TASK MATERIAL —
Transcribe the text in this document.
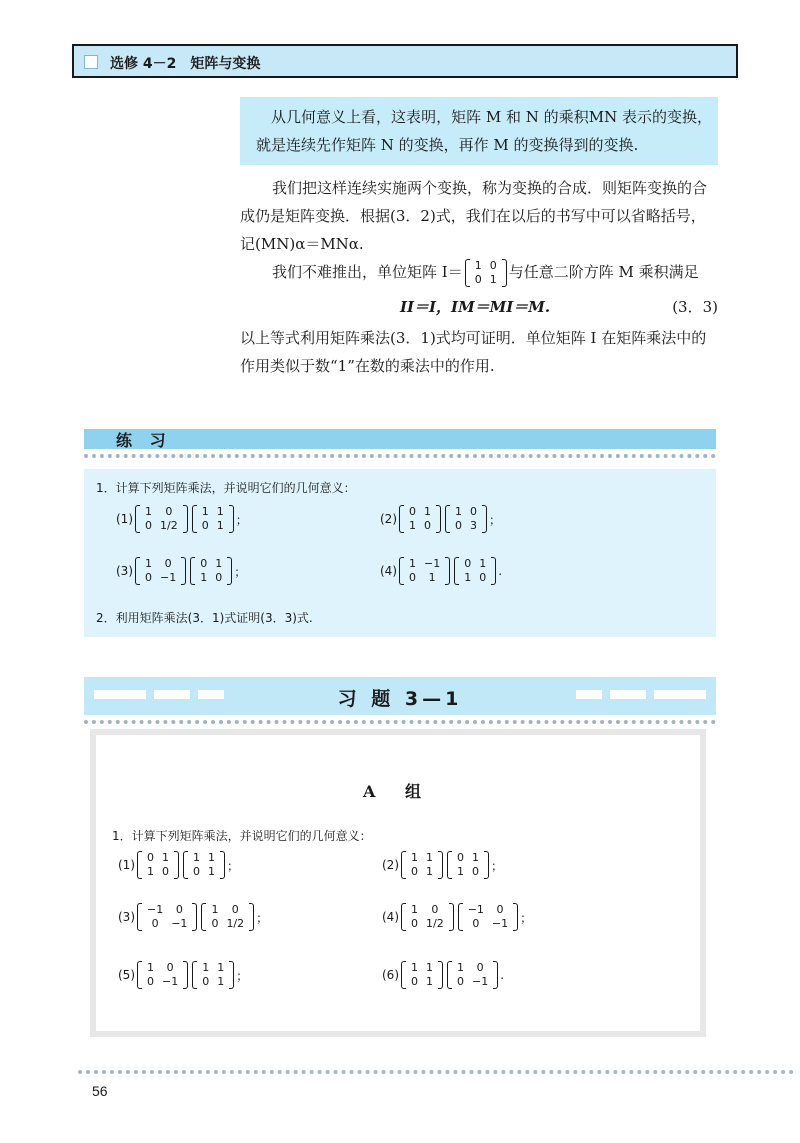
选修 4－2　矩阵与变换

从几何意义上看，这表明，矩阵 M 和 N 的乘积MN 表示的变换，就是连续先作矩阵 N 的变换，再作 M 的变换得到的变换.

我们把这样连续实施两个变换，称为变换的合成．则矩阵变换的合成仍是矩阵变换．根据(3．2)式，我们在以后的书写中可以省略括号，记(MN)α＝MNα.
我们不难推出，单位矩阵 I＝ 1	0
0	1 与任意二阶方阵 M 乘积满足
II＝I，IM＝MI＝M.	(3．3)
以上等式利用矩阵乘法(3．1)式均可证明．单位矩阵 I 在矩阵乘法中的作用类似于数“1”在数的乘法中的作用.
练 习
1．计算下列矩阵乘法，并说明它们的几何意义：
2．利用矩阵乘法(3．1)式证明(3．3)式.
(1)
1	0
0	1/2
1	1
0	1 ；	(2)
0	1
1	0
1	0
0	3 ；
(3)
1	0
0	−1
0	1
1	0 ；	(4)
1	−1
0	1
0	1
1	0 .
习 题 3—1
A 组
1．计算下列矩阵乘法，并说明它们的几何意义：
(1)
0	1
1	0
1	1
0	1 ；	(2)
1	1
0	1
0	1
1	0 ；
(3)
−1	0
0	−1
1	0
0	1/2 ；	(4)
1	0
0	1/2
−1	0
0	−1 ；
(5)
1	0
0	−1
1	1
0	1 ；	(6)
1	1
0	1
1	0
0	−1 .
56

YOUR INSTRUCTIONS —
Transcribe all entries above exactly. Drop the pictures.

RESULT OF THE TASK —
Transcribe the text in this document.
选修 4－2　矩阵与变换

从几何意义上看，这表明，矩阵 M 和 N 的乘积MN 表示的变换，就是连续先作矩阵 N 的变换，再作 M 的变换得到的变换.

我们把这样连续实施两个变换，称为变换的合成．则矩阵变换的合成仍是矩阵变换．根据(3．2)式，我们在以后的书写中可以省略括号，记(MN)α＝MNα.
我们不难推出，单位矩阵 I＝ 1	0
0	1 与任意二阶方阵 M 乘积满足
II＝I，IM＝MI＝M.	(3．3)
以上等式利用矩阵乘法(3．1)式均可证明．单位矩阵 I 在矩阵乘法中的作用类似于数“1”在数的乘法中的作用.
练 习
1．计算下列矩阵乘法，并说明它们的几何意义：
2．利用矩阵乘法(3．1)式证明(3．3)式.
(1)
1	0
0	1/2
1	1
0	1 ；	(2)
0	1
1	0
1	0
0	3 ；
(3)
1	0
0	−1
0	1
1	0 ；	(4)
1	−1
0	1
0	1
1	0 .
习 题 3—1
A 组
1．计算下列矩阵乘法，并说明它们的几何意义：
(1)
0	1
1	0
1	1
0	1 ；	(2)
1	1
0	1
0	1
1	0 ；
(3)
−1	0
0	−1
1	0
0	1/2 ；	(4)
1	0
0	1/2
−1	0
0	−1 ；
(5)
1	0
0	−1
1	1
0	1 ；	(6)
1	1
0	1
1	0
0	−1 .
56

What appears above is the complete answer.